Work to be completed: Lines containing the word "watermark" are to be located and copied.

[Dataset records on visual material]
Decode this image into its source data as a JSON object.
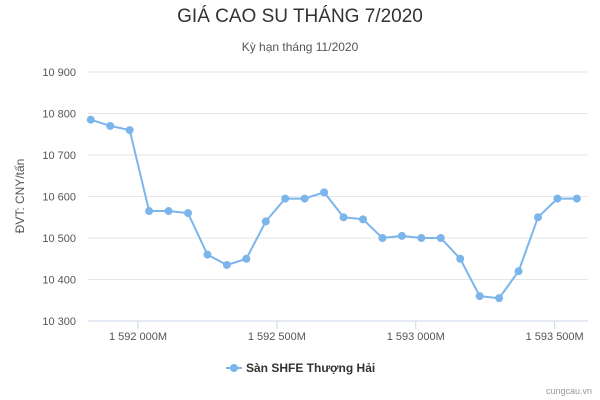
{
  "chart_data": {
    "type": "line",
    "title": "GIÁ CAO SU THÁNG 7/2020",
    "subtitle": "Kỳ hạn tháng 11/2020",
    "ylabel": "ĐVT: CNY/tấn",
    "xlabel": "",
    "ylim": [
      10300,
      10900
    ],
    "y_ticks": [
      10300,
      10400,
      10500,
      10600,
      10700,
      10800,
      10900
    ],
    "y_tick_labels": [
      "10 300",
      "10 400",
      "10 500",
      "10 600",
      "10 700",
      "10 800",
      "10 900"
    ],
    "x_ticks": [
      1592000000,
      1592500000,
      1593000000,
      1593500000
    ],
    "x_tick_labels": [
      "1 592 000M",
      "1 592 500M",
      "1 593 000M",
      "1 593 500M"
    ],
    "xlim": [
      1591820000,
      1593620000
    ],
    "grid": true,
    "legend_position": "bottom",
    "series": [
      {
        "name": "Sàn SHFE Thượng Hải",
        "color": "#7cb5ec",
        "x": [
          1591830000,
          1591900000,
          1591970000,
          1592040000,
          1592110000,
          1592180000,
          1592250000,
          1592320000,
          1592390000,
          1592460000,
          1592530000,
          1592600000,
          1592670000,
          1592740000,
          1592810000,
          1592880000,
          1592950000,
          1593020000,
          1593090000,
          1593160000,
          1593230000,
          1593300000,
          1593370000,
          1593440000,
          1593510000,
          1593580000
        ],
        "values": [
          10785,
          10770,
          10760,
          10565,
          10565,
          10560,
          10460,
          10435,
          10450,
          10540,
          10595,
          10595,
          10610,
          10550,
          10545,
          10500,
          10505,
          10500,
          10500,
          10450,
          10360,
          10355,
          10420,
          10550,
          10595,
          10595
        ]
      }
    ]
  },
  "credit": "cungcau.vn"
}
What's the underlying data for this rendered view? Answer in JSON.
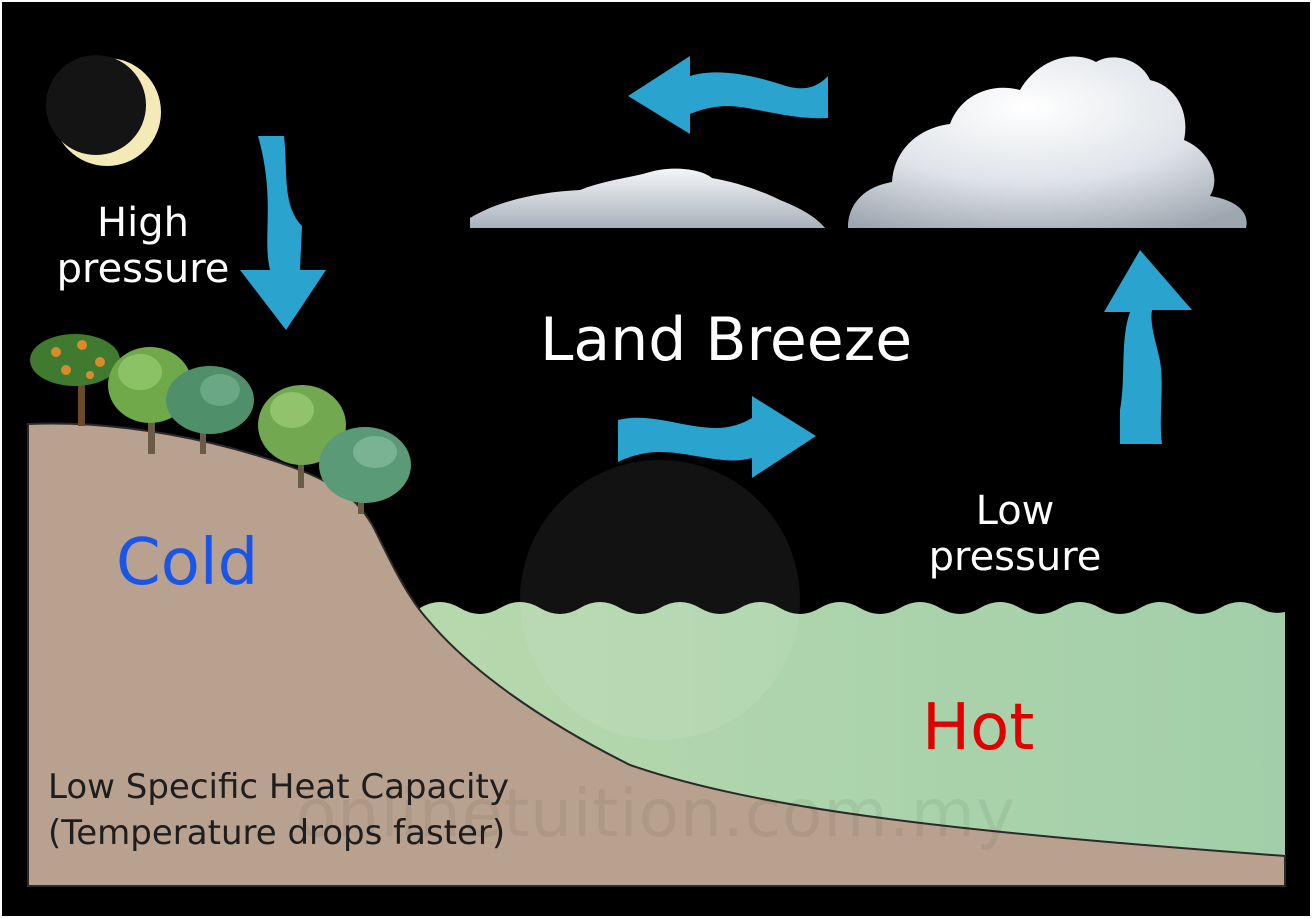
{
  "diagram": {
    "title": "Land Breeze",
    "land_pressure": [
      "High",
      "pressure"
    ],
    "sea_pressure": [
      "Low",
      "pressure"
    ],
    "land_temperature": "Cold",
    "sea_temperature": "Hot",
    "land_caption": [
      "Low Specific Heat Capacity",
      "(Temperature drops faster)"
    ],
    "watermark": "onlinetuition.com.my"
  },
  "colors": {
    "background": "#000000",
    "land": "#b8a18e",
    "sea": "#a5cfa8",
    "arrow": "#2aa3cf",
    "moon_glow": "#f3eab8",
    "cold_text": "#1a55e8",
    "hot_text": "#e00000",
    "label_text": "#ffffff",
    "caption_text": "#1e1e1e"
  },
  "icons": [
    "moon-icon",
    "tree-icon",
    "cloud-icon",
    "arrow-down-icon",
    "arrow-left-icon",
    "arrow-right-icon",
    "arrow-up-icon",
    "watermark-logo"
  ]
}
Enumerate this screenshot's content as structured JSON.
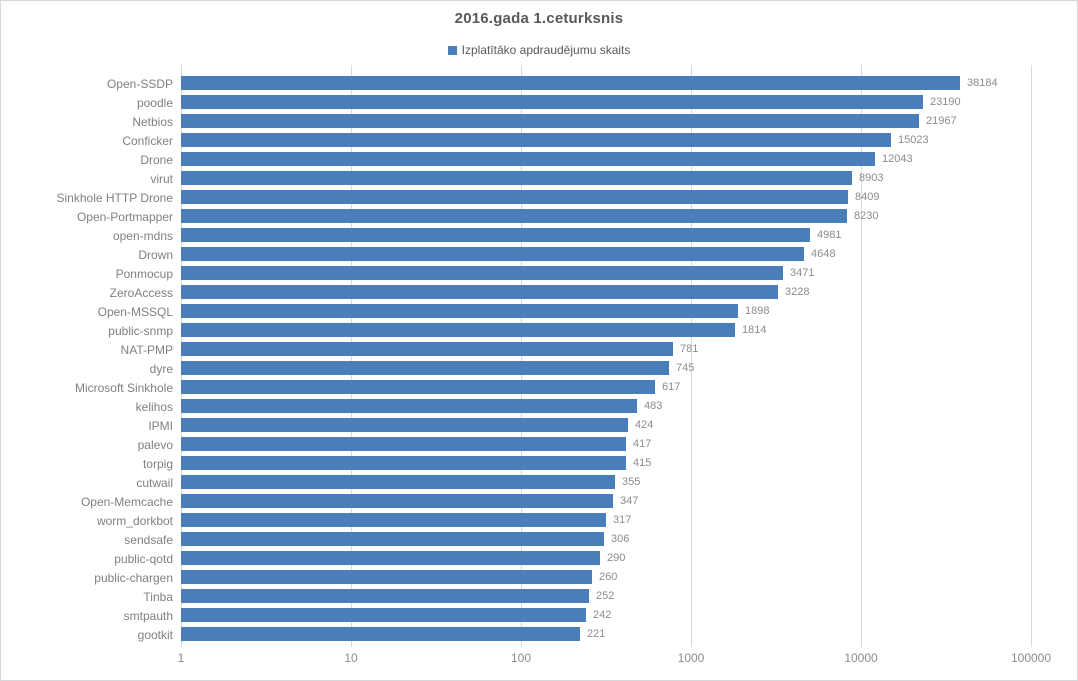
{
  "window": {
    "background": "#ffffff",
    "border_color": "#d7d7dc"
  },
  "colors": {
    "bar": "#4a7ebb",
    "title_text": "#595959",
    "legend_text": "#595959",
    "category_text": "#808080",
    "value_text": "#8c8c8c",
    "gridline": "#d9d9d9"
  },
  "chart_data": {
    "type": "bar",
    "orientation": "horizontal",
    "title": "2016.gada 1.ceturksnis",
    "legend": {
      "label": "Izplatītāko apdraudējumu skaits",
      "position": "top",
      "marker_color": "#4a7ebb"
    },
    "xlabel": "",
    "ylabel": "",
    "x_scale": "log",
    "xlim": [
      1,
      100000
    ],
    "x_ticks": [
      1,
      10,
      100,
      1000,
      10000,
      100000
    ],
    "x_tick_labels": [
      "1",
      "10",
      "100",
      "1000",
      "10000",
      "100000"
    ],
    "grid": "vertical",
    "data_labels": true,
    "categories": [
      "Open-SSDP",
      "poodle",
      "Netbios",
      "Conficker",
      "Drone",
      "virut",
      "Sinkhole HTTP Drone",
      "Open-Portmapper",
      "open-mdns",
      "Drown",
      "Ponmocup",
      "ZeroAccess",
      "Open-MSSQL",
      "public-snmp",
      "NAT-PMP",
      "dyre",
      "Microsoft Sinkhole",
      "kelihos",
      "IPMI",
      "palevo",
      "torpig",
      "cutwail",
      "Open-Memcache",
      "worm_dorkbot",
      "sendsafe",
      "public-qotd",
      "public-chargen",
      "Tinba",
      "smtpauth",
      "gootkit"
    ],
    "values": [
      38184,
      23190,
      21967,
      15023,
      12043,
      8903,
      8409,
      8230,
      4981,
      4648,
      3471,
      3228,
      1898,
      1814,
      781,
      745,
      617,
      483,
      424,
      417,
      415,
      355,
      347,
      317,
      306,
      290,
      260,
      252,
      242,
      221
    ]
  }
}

* * *

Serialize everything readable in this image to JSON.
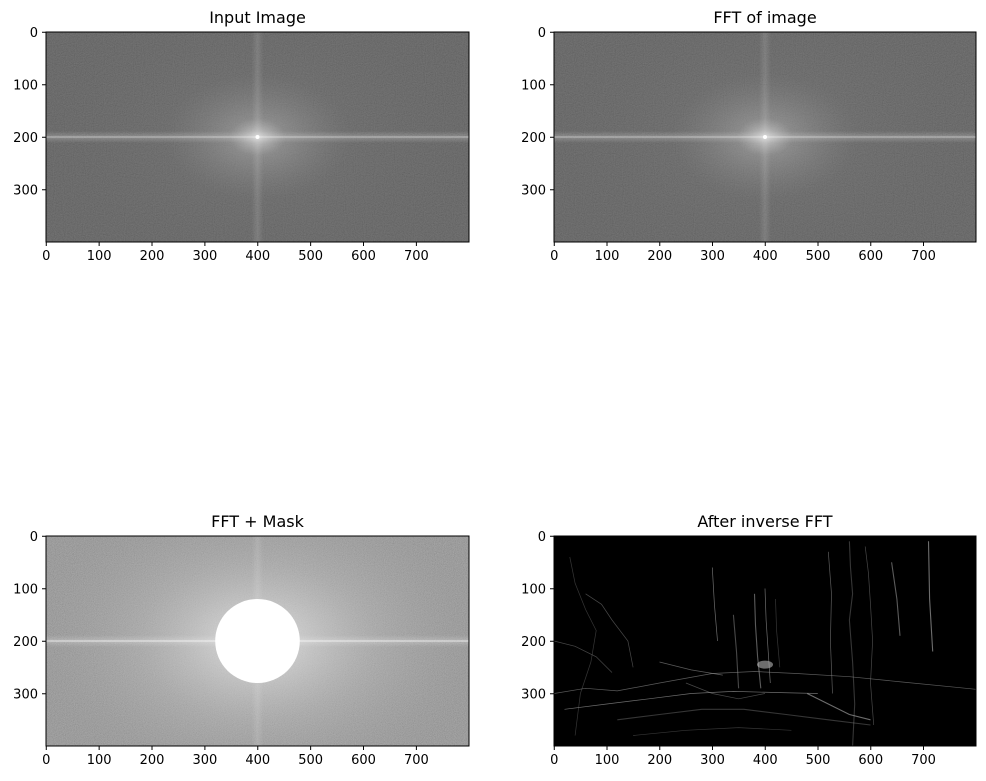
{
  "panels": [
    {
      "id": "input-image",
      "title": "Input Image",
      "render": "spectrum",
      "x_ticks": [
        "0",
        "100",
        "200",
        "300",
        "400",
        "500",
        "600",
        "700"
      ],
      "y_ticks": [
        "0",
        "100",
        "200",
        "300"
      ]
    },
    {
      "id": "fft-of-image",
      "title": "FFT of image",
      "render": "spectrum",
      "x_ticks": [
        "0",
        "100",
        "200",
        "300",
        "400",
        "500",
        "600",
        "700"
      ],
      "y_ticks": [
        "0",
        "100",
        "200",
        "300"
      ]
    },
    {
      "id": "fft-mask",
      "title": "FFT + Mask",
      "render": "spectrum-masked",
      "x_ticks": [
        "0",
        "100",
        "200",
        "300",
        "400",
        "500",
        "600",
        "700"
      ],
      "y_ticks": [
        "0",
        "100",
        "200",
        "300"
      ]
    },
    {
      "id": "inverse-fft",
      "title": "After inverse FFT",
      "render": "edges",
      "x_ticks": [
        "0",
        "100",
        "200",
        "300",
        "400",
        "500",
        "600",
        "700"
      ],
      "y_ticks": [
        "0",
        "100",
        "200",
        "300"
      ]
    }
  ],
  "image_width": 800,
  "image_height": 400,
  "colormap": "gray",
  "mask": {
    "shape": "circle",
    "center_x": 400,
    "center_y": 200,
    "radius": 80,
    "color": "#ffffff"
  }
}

...

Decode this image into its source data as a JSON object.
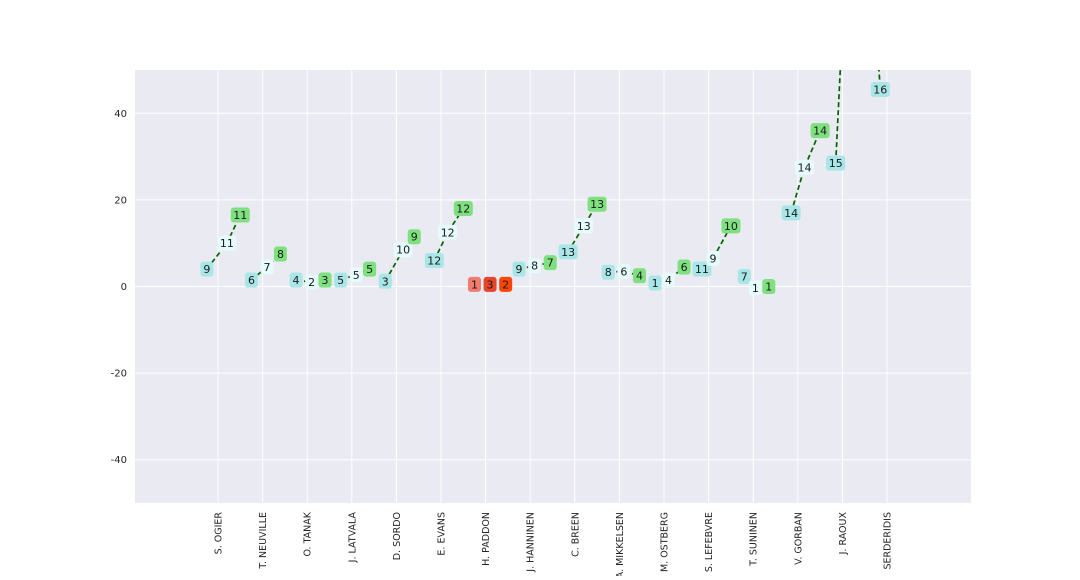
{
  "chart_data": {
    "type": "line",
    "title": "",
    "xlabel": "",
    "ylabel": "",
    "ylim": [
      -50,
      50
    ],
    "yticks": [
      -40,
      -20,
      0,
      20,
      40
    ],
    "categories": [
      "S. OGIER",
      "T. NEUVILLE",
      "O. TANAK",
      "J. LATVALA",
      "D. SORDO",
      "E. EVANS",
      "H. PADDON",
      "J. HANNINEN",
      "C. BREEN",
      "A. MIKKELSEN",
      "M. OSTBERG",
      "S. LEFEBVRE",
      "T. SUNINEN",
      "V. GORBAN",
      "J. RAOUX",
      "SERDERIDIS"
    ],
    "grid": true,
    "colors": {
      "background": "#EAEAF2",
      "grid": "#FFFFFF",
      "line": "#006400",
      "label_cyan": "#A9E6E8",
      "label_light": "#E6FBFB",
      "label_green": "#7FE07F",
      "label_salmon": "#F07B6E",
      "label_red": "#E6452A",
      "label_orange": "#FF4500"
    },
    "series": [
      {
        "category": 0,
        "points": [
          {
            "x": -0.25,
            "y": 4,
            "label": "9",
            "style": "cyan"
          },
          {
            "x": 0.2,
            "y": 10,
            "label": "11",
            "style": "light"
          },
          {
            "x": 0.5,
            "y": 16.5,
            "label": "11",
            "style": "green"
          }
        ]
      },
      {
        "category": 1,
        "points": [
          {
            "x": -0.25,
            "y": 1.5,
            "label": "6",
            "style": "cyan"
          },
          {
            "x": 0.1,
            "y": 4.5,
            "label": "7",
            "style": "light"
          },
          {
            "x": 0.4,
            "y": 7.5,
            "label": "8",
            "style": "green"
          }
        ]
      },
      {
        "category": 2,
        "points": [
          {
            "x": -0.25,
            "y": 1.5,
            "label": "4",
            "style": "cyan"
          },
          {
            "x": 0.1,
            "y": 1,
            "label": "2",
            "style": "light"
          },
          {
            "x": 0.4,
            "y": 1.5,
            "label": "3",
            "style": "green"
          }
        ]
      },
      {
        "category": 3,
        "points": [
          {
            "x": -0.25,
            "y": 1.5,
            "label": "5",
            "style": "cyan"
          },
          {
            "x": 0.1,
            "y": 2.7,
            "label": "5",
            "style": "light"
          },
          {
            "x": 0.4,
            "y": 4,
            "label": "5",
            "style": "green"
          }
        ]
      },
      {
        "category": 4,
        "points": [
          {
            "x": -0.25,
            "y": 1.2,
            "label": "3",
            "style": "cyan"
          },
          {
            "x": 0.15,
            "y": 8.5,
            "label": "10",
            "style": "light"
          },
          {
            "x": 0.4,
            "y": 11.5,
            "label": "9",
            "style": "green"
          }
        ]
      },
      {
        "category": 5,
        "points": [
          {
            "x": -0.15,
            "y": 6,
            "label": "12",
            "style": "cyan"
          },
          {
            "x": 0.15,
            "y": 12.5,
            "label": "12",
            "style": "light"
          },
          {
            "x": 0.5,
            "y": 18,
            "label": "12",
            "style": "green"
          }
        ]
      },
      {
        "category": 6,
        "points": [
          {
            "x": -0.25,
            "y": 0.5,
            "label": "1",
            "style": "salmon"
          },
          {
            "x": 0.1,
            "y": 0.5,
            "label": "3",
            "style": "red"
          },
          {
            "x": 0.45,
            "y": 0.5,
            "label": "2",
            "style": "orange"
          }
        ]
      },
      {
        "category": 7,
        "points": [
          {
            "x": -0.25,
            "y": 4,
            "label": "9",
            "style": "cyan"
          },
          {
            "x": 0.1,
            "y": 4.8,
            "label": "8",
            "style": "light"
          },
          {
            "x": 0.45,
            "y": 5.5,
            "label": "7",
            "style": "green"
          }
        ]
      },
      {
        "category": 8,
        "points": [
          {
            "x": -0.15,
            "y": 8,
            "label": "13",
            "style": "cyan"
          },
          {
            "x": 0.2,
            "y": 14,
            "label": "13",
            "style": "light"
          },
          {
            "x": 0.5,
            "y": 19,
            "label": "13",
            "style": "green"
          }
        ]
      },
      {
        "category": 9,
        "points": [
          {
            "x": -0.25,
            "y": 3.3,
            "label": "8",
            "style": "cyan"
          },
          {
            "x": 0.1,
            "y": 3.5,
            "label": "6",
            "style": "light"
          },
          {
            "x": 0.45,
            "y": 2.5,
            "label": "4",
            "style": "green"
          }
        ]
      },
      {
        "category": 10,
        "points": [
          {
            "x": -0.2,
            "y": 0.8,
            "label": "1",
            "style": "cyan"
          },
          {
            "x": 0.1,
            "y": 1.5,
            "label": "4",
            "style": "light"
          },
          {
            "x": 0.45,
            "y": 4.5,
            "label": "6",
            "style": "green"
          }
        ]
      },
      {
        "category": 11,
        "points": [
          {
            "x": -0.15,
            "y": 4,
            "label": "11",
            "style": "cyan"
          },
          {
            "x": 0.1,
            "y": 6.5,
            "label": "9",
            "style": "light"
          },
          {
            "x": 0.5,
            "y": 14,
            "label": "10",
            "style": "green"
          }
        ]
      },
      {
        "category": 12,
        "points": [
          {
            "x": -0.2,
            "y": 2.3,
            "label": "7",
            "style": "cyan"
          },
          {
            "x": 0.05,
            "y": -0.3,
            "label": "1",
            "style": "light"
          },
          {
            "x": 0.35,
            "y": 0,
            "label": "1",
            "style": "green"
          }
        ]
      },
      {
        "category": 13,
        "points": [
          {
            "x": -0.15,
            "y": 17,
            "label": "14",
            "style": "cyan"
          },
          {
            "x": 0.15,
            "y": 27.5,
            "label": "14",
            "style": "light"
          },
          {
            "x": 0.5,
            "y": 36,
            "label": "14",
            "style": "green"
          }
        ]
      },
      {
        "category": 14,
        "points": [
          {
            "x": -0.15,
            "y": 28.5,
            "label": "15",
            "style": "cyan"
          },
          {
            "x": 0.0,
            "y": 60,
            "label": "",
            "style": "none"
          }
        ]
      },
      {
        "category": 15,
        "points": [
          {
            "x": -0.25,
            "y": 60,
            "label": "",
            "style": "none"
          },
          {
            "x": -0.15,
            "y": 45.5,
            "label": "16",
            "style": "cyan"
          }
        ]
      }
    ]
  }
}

Exercise result:
    "watermark": "onlinetuition.com.my"
    "watermark-logo"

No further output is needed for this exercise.